• [Collected data]
......

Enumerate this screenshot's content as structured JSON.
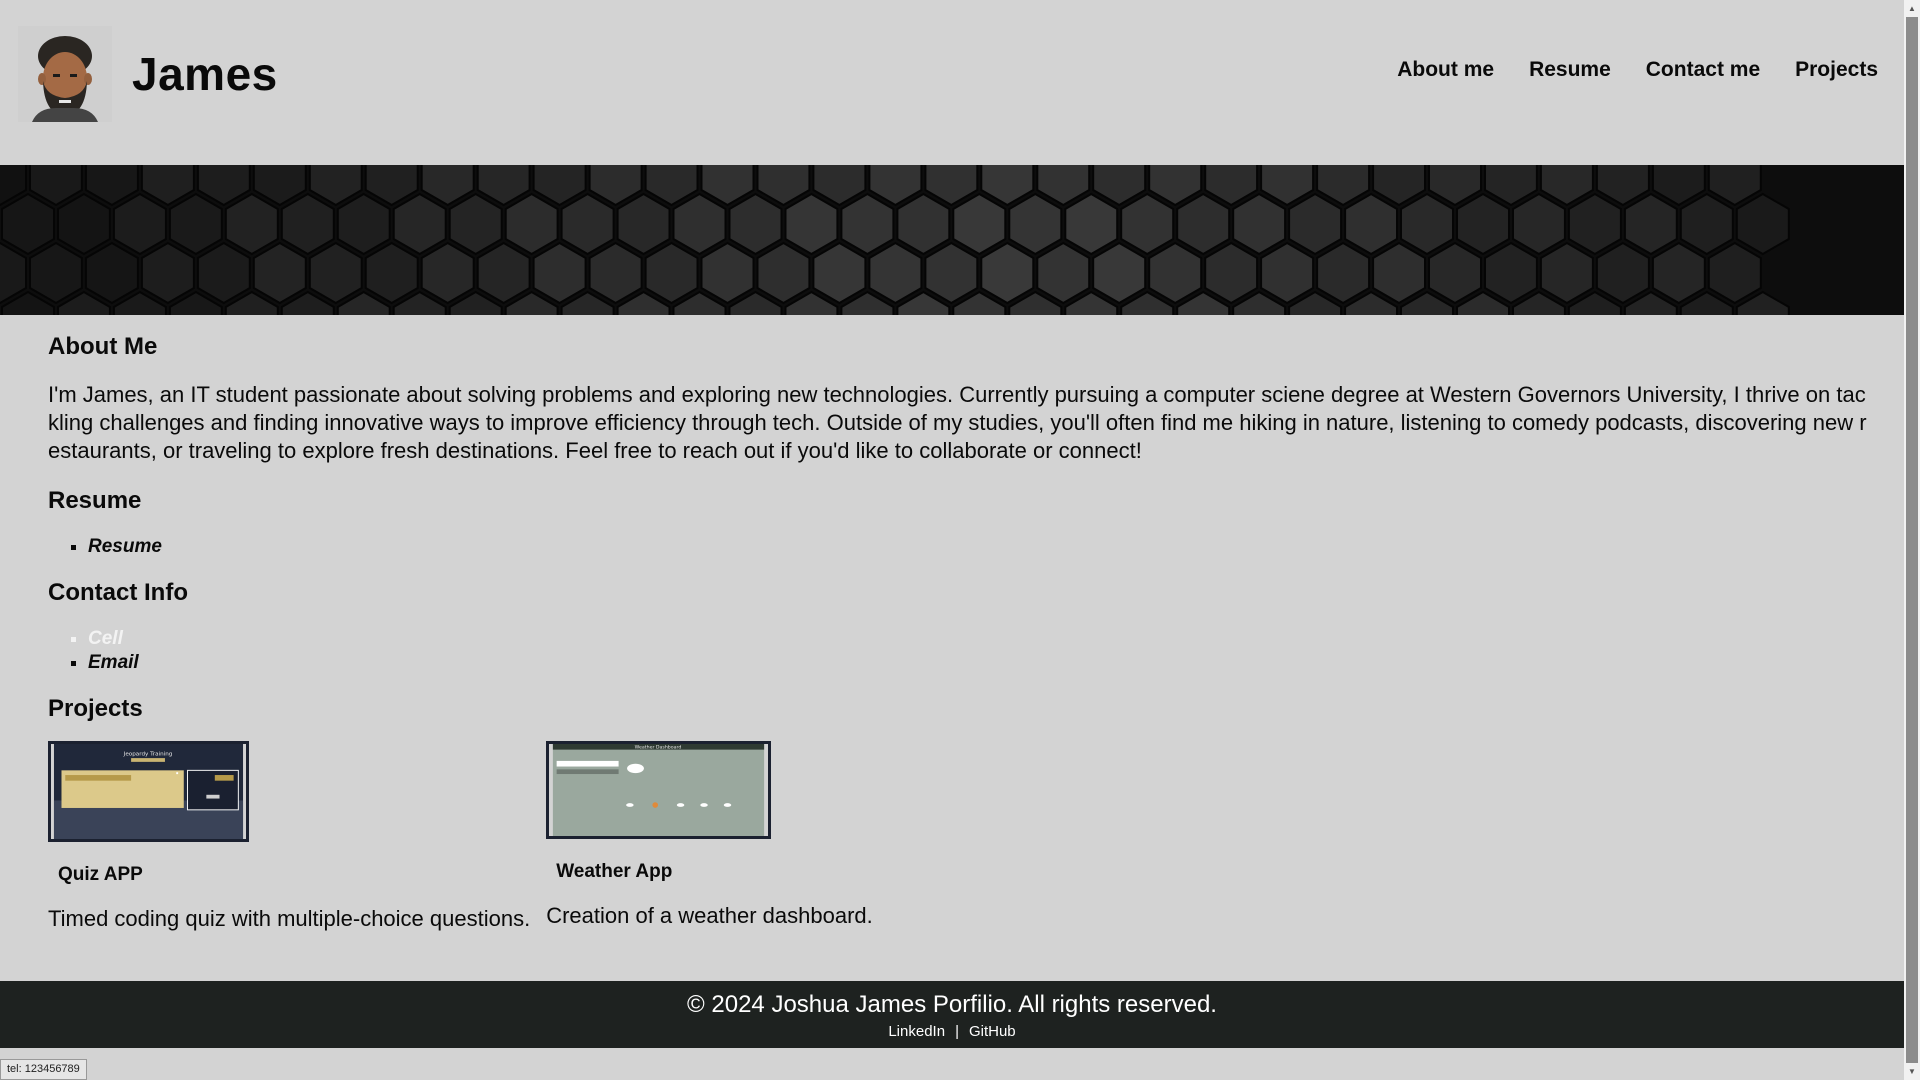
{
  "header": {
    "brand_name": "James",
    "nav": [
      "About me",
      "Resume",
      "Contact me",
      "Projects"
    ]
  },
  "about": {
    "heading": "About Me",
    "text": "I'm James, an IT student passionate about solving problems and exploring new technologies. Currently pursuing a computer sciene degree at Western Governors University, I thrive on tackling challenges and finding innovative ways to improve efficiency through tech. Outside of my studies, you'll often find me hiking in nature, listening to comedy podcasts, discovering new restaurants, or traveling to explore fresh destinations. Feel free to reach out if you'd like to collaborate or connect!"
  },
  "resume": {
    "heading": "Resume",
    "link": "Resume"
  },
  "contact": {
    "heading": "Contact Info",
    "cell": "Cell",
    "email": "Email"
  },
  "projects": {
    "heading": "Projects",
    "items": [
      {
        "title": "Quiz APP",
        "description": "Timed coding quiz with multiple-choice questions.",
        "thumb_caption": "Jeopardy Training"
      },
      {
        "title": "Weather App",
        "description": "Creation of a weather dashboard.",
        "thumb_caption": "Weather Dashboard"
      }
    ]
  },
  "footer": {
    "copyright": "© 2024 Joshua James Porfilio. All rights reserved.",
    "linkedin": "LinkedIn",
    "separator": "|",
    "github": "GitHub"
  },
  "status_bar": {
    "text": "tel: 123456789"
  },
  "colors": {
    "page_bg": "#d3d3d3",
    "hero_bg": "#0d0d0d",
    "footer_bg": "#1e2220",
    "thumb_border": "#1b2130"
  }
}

......

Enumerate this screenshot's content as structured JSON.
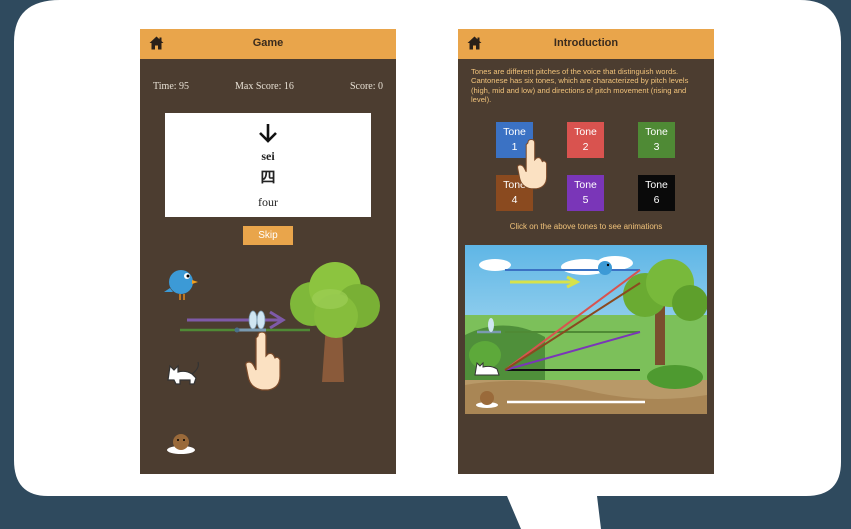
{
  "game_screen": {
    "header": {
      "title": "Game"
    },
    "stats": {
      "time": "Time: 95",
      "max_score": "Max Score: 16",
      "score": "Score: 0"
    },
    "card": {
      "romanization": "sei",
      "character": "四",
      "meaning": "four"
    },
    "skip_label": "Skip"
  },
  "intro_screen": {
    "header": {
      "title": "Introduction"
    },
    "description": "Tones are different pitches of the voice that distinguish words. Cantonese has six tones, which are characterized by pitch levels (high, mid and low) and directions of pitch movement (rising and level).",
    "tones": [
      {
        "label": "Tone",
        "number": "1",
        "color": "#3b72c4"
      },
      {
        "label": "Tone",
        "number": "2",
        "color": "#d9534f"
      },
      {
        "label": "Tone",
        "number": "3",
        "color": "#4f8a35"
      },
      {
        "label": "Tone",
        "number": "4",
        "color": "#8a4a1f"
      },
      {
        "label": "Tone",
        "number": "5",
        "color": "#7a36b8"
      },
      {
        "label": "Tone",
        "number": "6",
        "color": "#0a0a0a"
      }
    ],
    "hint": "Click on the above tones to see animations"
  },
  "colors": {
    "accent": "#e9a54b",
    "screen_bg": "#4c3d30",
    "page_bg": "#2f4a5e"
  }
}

......

In the entries above, identify every line with the word "description". Copy those lines.

        "description": "Timed coding quiz with multiple-choice questions.",
        "description": "Creation of a weather dashboard.",
    "description": "Tones are different pitches of the voice that distinguish words. Cantonese has six tones, which are characterized by pitch levels (high, mid and low) and directions of pitch movement (rising and level).",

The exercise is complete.